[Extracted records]
· · · ·

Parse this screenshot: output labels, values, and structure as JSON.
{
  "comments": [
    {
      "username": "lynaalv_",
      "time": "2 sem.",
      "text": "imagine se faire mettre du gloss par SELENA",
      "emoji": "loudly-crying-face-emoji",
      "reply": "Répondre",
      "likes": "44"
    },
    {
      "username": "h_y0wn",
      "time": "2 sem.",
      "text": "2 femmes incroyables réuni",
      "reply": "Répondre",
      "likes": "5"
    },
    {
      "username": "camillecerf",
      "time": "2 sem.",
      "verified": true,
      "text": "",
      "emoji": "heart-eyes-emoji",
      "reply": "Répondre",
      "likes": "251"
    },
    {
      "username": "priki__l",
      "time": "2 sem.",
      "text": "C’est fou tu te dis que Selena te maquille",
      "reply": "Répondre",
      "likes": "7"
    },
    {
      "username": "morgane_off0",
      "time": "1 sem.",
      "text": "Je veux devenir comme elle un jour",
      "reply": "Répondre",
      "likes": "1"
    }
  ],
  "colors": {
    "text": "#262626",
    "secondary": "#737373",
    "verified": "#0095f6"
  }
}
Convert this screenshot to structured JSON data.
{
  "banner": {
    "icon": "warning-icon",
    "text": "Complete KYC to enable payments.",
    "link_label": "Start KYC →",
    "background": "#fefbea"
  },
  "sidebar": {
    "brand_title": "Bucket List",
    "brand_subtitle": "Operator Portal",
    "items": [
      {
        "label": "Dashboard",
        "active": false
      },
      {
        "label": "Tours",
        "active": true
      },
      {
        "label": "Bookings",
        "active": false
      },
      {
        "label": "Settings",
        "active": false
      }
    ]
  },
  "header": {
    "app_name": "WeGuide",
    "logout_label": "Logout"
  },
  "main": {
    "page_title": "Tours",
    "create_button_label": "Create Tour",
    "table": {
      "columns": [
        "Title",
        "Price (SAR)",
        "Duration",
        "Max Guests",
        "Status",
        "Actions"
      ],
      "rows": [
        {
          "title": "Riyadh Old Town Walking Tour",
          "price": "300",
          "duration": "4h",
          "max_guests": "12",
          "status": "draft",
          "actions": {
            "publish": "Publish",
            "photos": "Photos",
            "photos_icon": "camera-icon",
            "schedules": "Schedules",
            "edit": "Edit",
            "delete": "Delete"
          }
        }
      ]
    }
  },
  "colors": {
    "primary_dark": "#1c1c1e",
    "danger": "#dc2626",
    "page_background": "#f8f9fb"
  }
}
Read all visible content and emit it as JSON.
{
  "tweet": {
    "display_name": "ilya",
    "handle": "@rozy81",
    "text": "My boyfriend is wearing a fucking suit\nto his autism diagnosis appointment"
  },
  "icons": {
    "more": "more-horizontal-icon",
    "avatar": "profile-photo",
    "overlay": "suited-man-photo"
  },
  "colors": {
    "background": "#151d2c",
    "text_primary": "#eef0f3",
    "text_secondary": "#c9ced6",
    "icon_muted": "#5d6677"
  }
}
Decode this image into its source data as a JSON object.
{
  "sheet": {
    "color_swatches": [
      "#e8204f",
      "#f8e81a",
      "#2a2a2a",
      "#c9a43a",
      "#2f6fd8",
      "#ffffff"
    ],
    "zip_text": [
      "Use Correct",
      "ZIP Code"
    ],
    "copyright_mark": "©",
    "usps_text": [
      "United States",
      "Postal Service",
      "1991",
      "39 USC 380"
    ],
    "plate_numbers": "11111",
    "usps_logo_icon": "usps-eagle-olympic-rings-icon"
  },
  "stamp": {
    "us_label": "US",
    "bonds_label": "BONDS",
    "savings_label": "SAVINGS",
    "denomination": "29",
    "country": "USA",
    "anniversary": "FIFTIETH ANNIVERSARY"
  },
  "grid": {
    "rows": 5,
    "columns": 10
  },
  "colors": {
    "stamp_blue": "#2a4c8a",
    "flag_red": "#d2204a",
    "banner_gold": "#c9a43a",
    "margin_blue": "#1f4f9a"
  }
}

· · · ·

** WORK TO BE COMPLETED **
Your task is to retype all the records above with nothing left out.

** TASK ANSWER **
Parse this screenshot: output labels, values, and structure as JSON.
{
  "comments": [
    {
      "username": "lynaalv_",
      "time": "2 sem.",
      "text": "imagine se faire mettre du gloss par SELENA",
      "emoji": "loudly-crying-face-emoji",
      "reply": "Répondre",
      "likes": "44"
    },
    {
      "username": "h_y0wn",
      "time": "2 sem.",
      "text": "2 femmes incroyables réuni",
      "reply": "Répondre",
      "likes": "5"
    },
    {
      "username": "camillecerf",
      "time": "2 sem.",
      "verified": true,
      "text": "",
      "emoji": "heart-eyes-emoji",
      "reply": "Répondre",
      "likes": "251"
    },
    {
      "username": "priki__l",
      "time": "2 sem.",
      "text": "C’est fou tu te dis que Selena te maquille",
      "reply": "Répondre",
      "likes": "7"
    },
    {
      "username": "morgane_off0",
      "time": "1 sem.",
      "text": "Je veux devenir comme elle un jour",
      "reply": "Répondre",
      "likes": "1"
    }
  ],
  "colors": {
    "text": "#262626",
    "secondary": "#737373",
    "verified": "#0095f6"
  }
}
Convert this screenshot to structured JSON data.
{
  "banner": {
    "icon": "warning-icon",
    "text": "Complete KYC to enable payments.",
    "link_label": "Start KYC →",
    "background": "#fefbea"
  },
  "sidebar": {
    "brand_title": "Bucket List",
    "brand_subtitle": "Operator Portal",
    "items": [
      {
        "label": "Dashboard",
        "active": false
      },
      {
        "label": "Tours",
        "active": true
      },
      {
        "label": "Bookings",
        "active": false
      },
      {
        "label": "Settings",
        "active": false
      }
    ]
  },
  "header": {
    "app_name": "WeGuide",
    "logout_label": "Logout"
  },
  "main": {
    "page_title": "Tours",
    "create_button_label": "Create Tour",
    "table": {
      "columns": [
        "Title",
        "Price (SAR)",
        "Duration",
        "Max Guests",
        "Status",
        "Actions"
      ],
      "rows": [
        {
          "title": "Riyadh Old Town Walking Tour",
          "price": "300",
          "duration": "4h",
          "max_guests": "12",
          "status": "draft",
          "actions": {
            "publish": "Publish",
            "photos": "Photos",
            "photos_icon": "camera-icon",
            "schedules": "Schedules",
            "edit": "Edit",
            "delete": "Delete"
          }
        }
      ]
    }
  },
  "colors": {
    "primary_dark": "#1c1c1e",
    "danger": "#dc2626",
    "page_background": "#f8f9fb"
  }
}
Read all visible content and emit it as JSON.
{
  "tweet": {
    "display_name": "ilya",
    "handle": "@rozy81",
    "text": "My boyfriend is wearing a fucking suit\nto his autism diagnosis appointment"
  },
  "icons": {
    "more": "more-horizontal-icon",
    "avatar": "profile-photo",
    "overlay": "suited-man-photo"
  },
  "colors": {
    "background": "#151d2c",
    "text_primary": "#eef0f3",
    "text_secondary": "#c9ced6",
    "icon_muted": "#5d6677"
  }
}
Decode this image into its source data as a JSON object.
{
  "sheet": {
    "color_swatches": [
      "#e8204f",
      "#f8e81a",
      "#2a2a2a",
      "#c9a43a",
      "#2f6fd8",
      "#ffffff"
    ],
    "zip_text": [
      "Use Correct",
      "ZIP Code"
    ],
    "copyright_mark": "©",
    "usps_text": [
      "United States",
      "Postal Service",
      "1991",
      "39 USC 380"
    ],
    "plate_numbers": "11111",
    "usps_logo_icon": "usps-eagle-olympic-rings-icon"
  },
  "stamp": {
    "us_label": "US",
    "bonds_label": "BONDS",
    "savings_label": "SAVINGS",
    "denomination": "29",
    "country": "USA",
    "anniversary": "FIFTIETH ANNIVERSARY"
  },
  "grid": {
    "rows": 5,
    "columns": 10
  },
  "colors": {
    "stamp_blue": "#2a4c8a",
    "flag_red": "#d2204a",
    "banner_gold": "#c9a43a",
    "margin_blue": "#1f4f9a"
  }
}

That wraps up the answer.